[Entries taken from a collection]
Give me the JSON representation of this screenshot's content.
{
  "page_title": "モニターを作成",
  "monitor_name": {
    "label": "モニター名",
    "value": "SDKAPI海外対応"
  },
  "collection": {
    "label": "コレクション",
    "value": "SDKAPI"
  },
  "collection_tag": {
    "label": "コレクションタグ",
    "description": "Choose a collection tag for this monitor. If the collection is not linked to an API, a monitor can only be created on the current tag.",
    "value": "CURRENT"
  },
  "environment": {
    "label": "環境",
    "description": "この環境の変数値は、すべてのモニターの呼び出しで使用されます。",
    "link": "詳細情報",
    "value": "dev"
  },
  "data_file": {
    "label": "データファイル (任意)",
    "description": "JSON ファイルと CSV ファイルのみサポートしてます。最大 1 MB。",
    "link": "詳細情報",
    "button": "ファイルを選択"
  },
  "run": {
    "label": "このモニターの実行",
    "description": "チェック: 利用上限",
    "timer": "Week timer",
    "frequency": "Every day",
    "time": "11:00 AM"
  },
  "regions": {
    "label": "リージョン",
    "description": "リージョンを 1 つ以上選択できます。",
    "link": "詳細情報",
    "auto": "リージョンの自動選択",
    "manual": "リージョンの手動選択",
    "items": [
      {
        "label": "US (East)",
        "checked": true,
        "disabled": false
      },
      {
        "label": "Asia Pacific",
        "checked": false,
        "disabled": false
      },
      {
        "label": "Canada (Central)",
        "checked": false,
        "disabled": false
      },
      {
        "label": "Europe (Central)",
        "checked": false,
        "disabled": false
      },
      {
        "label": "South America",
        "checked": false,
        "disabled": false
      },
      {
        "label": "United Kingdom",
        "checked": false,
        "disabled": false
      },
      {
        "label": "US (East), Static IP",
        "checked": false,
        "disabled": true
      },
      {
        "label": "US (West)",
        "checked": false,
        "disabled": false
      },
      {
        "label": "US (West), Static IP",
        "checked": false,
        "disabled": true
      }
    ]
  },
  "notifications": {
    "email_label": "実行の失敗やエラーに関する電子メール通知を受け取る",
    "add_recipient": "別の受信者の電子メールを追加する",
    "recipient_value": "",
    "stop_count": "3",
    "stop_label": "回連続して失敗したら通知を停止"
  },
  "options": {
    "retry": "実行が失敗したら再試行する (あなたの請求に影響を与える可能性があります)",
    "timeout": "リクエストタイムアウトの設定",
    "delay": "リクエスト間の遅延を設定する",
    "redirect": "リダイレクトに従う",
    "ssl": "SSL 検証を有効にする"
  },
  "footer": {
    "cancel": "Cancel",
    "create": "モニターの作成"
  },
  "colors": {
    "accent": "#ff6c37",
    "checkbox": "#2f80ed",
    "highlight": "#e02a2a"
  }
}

**REQUIRED TASK:**
Using the material above, print every entry exactly as written.

**SOLUTION TO THIS EXERCISE:**
Give me the JSON representation of this screenshot's content.
{
  "page_title": "モニターを作成",
  "monitor_name": {
    "label": "モニター名",
    "value": "SDKAPI海外対応"
  },
  "collection": {
    "label": "コレクション",
    "value": "SDKAPI"
  },
  "collection_tag": {
    "label": "コレクションタグ",
    "description": "Choose a collection tag for this monitor. If the collection is not linked to an API, a monitor can only be created on the current tag.",
    "value": "CURRENT"
  },
  "environment": {
    "label": "環境",
    "description": "この環境の変数値は、すべてのモニターの呼び出しで使用されます。",
    "link": "詳細情報",
    "value": "dev"
  },
  "data_file": {
    "label": "データファイル (任意)",
    "description": "JSON ファイルと CSV ファイルのみサポートしてます。最大 1 MB。",
    "link": "詳細情報",
    "button": "ファイルを選択"
  },
  "run": {
    "label": "このモニターの実行",
    "description": "チェック: 利用上限",
    "timer": "Week timer",
    "frequency": "Every day",
    "time": "11:00 AM"
  },
  "regions": {
    "label": "リージョン",
    "description": "リージョンを 1 つ以上選択できます。",
    "link": "詳細情報",
    "auto": "リージョンの自動選択",
    "manual": "リージョンの手動選択",
    "items": [
      {
        "label": "US (East)",
        "checked": true,
        "disabled": false
      },
      {
        "label": "Asia Pacific",
        "checked": false,
        "disabled": false
      },
      {
        "label": "Canada (Central)",
        "checked": false,
        "disabled": false
      },
      {
        "label": "Europe (Central)",
        "checked": false,
        "disabled": false
      },
      {
        "label": "South America",
        "checked": false,
        "disabled": false
      },
      {
        "label": "United Kingdom",
        "checked": false,
        "disabled": false
      },
      {
        "label": "US (East), Static IP",
        "checked": false,
        "disabled": true
      },
      {
        "label": "US (West)",
        "checked": false,
        "disabled": false
      },
      {
        "label": "US (West), Static IP",
        "checked": false,
        "disabled": true
      }
    ]
  },
  "notifications": {
    "email_label": "実行の失敗やエラーに関する電子メール通知を受け取る",
    "add_recipient": "別の受信者の電子メールを追加する",
    "recipient_value": "",
    "stop_count": "3",
    "stop_label": "回連続して失敗したら通知を停止"
  },
  "options": {
    "retry": "実行が失敗したら再試行する (あなたの請求に影響を与える可能性があります)",
    "timeout": "リクエストタイムアウトの設定",
    "delay": "リクエスト間の遅延を設定する",
    "redirect": "リダイレクトに従う",
    "ssl": "SSL 検証を有効にする"
  },
  "footer": {
    "cancel": "Cancel",
    "create": "モニターの作成"
  },
  "colors": {
    "accent": "#ff6c37",
    "checkbox": "#2f80ed",
    "highlight": "#e02a2a"
  }
}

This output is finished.